++++ Entries provided

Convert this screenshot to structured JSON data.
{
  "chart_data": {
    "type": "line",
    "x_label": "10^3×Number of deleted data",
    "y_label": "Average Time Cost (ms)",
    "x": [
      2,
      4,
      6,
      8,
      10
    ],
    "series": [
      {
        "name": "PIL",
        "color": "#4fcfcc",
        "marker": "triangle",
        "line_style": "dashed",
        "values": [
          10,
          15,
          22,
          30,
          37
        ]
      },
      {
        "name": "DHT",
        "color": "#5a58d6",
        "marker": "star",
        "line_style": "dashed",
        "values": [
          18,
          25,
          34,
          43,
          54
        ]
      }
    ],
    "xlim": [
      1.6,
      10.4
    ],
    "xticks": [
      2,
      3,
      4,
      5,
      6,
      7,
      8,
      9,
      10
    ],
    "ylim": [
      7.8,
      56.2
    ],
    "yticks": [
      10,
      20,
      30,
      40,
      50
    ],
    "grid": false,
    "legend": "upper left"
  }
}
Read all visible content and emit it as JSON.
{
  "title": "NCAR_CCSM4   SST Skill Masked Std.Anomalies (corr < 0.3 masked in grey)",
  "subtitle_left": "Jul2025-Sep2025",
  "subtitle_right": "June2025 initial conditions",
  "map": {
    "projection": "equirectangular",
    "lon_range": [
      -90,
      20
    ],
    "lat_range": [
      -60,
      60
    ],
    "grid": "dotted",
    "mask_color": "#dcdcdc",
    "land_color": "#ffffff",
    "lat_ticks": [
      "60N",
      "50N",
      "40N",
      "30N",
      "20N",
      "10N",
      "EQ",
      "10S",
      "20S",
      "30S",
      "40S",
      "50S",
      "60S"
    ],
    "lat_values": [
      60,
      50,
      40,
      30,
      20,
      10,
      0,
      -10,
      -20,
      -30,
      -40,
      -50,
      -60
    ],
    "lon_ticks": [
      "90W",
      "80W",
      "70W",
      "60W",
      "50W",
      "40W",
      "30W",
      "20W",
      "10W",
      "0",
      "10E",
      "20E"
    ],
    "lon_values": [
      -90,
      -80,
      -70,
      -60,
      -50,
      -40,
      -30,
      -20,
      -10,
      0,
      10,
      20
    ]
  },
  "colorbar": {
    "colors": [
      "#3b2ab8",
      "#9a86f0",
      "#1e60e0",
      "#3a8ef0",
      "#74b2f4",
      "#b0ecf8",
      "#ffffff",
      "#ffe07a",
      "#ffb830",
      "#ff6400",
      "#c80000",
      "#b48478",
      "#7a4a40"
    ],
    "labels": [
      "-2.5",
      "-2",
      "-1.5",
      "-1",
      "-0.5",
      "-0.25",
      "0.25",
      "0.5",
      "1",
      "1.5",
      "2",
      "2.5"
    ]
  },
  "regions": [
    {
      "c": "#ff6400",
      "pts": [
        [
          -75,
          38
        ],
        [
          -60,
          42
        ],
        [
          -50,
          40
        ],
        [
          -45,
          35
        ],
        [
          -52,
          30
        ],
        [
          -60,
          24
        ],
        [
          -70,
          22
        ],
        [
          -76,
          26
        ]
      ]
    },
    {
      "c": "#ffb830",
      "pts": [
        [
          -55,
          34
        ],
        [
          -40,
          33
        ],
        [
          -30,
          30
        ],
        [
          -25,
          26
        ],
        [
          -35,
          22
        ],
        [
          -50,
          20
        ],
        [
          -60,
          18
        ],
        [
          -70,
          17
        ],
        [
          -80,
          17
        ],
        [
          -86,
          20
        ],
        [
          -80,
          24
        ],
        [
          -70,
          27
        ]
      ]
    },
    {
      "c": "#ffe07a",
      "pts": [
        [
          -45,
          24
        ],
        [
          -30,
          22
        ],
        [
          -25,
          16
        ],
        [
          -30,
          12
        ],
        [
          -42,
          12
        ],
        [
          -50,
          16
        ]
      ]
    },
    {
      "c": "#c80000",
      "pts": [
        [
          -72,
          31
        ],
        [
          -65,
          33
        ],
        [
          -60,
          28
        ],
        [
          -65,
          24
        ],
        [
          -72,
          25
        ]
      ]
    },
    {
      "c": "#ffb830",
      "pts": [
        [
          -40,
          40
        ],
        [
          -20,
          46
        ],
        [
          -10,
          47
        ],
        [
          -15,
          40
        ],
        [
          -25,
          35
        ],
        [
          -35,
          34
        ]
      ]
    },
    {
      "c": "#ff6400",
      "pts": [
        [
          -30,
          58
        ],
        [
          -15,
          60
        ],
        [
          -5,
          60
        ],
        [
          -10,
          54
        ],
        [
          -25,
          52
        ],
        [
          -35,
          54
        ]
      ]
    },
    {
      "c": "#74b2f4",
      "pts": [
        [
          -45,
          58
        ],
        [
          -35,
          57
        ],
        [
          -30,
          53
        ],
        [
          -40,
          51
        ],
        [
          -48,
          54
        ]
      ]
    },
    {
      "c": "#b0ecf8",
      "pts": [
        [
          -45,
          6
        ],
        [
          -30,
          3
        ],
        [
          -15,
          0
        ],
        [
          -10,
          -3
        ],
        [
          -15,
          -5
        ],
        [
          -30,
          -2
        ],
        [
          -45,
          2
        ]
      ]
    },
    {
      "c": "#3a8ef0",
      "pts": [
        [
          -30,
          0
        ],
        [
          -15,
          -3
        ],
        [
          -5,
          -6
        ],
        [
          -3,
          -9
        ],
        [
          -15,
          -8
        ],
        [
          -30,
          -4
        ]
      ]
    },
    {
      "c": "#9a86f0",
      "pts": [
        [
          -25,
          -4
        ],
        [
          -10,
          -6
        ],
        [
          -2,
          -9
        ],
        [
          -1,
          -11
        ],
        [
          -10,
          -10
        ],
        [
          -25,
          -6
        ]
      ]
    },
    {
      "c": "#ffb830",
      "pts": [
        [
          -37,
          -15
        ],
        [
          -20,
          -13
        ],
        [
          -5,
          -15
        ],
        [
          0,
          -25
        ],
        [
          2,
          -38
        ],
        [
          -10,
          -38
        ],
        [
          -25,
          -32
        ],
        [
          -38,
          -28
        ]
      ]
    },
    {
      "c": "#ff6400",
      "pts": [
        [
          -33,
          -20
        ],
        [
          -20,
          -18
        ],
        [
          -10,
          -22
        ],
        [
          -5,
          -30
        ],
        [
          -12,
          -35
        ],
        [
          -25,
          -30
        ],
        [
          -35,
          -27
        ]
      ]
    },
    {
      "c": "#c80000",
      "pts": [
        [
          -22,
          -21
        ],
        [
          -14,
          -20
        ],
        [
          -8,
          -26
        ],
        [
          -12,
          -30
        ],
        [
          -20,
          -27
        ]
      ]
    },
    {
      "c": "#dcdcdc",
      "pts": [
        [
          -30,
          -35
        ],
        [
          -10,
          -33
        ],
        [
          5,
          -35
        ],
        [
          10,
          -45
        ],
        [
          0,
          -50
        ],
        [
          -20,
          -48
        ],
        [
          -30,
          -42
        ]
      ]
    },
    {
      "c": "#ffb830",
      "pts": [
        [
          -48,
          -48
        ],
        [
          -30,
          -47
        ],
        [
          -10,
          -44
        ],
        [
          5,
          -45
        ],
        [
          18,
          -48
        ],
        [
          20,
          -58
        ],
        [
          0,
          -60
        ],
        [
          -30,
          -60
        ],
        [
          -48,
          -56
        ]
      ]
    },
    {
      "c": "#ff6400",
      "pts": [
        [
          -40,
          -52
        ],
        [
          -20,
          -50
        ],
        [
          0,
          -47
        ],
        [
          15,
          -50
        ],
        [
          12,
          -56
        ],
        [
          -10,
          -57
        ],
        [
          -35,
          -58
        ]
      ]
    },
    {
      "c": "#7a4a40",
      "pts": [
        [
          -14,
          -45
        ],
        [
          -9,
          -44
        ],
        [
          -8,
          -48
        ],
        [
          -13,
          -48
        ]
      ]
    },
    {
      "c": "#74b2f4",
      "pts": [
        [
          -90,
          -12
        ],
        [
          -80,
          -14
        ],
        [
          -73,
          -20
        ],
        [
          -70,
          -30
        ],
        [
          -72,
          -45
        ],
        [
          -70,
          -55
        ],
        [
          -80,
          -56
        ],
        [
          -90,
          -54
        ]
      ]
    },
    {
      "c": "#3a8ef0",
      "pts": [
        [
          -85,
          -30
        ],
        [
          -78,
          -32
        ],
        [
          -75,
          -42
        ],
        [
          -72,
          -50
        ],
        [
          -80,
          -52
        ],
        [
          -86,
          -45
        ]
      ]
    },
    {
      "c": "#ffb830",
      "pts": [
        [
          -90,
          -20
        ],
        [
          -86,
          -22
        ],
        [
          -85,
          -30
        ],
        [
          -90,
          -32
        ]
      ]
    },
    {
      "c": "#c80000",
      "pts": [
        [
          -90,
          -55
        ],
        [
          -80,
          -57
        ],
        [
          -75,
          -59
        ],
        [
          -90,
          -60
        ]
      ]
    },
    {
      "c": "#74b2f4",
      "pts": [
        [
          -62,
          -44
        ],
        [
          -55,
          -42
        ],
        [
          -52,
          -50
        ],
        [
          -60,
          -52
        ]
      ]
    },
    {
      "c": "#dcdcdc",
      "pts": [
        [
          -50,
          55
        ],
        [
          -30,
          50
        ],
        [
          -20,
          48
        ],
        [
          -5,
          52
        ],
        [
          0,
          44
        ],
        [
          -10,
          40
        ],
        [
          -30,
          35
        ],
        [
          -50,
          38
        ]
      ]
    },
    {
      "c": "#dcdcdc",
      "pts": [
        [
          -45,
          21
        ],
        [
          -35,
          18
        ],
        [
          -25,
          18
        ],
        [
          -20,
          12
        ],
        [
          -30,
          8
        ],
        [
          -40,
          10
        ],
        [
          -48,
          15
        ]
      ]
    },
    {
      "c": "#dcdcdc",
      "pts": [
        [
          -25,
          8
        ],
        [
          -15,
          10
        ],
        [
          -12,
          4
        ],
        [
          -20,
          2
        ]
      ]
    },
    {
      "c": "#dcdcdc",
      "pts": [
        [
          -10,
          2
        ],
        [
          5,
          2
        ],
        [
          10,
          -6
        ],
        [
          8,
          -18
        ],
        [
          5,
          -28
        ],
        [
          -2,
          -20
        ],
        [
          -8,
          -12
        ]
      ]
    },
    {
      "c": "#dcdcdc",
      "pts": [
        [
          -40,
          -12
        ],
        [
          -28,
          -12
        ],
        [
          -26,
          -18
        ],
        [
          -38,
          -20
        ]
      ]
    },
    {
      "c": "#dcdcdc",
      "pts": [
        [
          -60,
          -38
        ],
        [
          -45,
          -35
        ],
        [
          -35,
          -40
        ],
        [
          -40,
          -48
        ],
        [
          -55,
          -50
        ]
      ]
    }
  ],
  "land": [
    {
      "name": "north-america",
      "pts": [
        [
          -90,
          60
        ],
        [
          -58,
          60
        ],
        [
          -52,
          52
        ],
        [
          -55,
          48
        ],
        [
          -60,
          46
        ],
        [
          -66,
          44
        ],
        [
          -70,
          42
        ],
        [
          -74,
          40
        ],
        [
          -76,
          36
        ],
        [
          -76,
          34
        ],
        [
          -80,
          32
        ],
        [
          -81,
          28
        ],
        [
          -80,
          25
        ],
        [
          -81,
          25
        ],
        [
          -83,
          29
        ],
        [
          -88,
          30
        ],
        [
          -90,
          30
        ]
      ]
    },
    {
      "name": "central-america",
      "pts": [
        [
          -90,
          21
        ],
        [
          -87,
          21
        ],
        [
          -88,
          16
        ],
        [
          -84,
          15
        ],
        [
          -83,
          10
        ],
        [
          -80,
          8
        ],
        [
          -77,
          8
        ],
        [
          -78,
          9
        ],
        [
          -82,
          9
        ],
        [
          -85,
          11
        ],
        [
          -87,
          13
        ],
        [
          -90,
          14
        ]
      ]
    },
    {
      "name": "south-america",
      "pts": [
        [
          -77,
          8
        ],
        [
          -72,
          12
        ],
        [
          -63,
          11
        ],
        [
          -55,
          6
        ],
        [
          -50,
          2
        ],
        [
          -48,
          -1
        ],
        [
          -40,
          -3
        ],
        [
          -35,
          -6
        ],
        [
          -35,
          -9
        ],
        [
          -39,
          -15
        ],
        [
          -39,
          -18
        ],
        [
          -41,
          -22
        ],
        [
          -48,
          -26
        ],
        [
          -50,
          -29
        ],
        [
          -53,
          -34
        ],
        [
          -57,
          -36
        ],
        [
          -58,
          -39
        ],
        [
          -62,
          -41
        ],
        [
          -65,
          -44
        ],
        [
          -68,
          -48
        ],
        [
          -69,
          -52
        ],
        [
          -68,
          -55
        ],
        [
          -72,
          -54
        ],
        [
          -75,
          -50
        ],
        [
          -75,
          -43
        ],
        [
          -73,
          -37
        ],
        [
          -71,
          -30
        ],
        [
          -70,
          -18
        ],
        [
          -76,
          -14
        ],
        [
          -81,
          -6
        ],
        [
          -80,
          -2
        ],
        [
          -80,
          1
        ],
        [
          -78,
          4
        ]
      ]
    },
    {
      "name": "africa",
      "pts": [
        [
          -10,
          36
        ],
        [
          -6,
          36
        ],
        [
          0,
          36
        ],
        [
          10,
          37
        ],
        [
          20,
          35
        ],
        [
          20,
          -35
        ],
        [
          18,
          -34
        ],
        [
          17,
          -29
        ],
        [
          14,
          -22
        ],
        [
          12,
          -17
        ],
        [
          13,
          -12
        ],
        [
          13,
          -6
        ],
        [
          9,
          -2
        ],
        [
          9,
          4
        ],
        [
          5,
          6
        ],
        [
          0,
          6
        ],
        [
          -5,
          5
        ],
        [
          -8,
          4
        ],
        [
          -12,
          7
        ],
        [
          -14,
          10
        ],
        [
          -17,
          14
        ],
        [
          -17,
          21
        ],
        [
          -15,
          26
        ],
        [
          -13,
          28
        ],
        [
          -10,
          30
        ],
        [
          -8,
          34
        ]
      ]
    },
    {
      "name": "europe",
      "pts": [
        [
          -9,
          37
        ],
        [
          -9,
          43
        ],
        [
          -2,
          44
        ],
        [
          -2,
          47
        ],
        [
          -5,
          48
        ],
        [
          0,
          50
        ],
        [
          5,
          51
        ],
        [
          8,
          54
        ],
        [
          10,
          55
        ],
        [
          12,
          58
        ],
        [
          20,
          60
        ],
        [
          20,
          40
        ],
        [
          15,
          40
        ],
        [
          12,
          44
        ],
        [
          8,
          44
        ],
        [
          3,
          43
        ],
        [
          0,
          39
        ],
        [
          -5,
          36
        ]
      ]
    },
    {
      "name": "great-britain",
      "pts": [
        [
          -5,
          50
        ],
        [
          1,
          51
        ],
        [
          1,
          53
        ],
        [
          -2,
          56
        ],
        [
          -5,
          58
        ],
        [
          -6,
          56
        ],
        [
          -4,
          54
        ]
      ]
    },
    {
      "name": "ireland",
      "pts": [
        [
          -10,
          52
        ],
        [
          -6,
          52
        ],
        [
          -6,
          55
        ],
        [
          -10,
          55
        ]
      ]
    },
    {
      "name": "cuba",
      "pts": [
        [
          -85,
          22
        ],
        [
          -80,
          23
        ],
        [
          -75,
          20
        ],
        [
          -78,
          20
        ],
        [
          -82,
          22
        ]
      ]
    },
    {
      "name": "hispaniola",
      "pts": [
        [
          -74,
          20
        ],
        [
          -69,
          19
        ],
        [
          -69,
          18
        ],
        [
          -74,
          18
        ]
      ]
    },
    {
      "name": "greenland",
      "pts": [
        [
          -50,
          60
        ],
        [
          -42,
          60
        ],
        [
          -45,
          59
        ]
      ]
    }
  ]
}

++++++++

Copy each line that holds the word "name".

**Exercise output**:
        "name": "PIL",
        "name": "DHT",
      "name": "north-america",
      "name": "central-america",
      "name": "south-america",
      "name": "africa",
      "name": "europe",
      "name": "great-britain",
      "name": "ireland",
      "name": "cuba",
      "name": "hispaniola",
      "name": "greenland",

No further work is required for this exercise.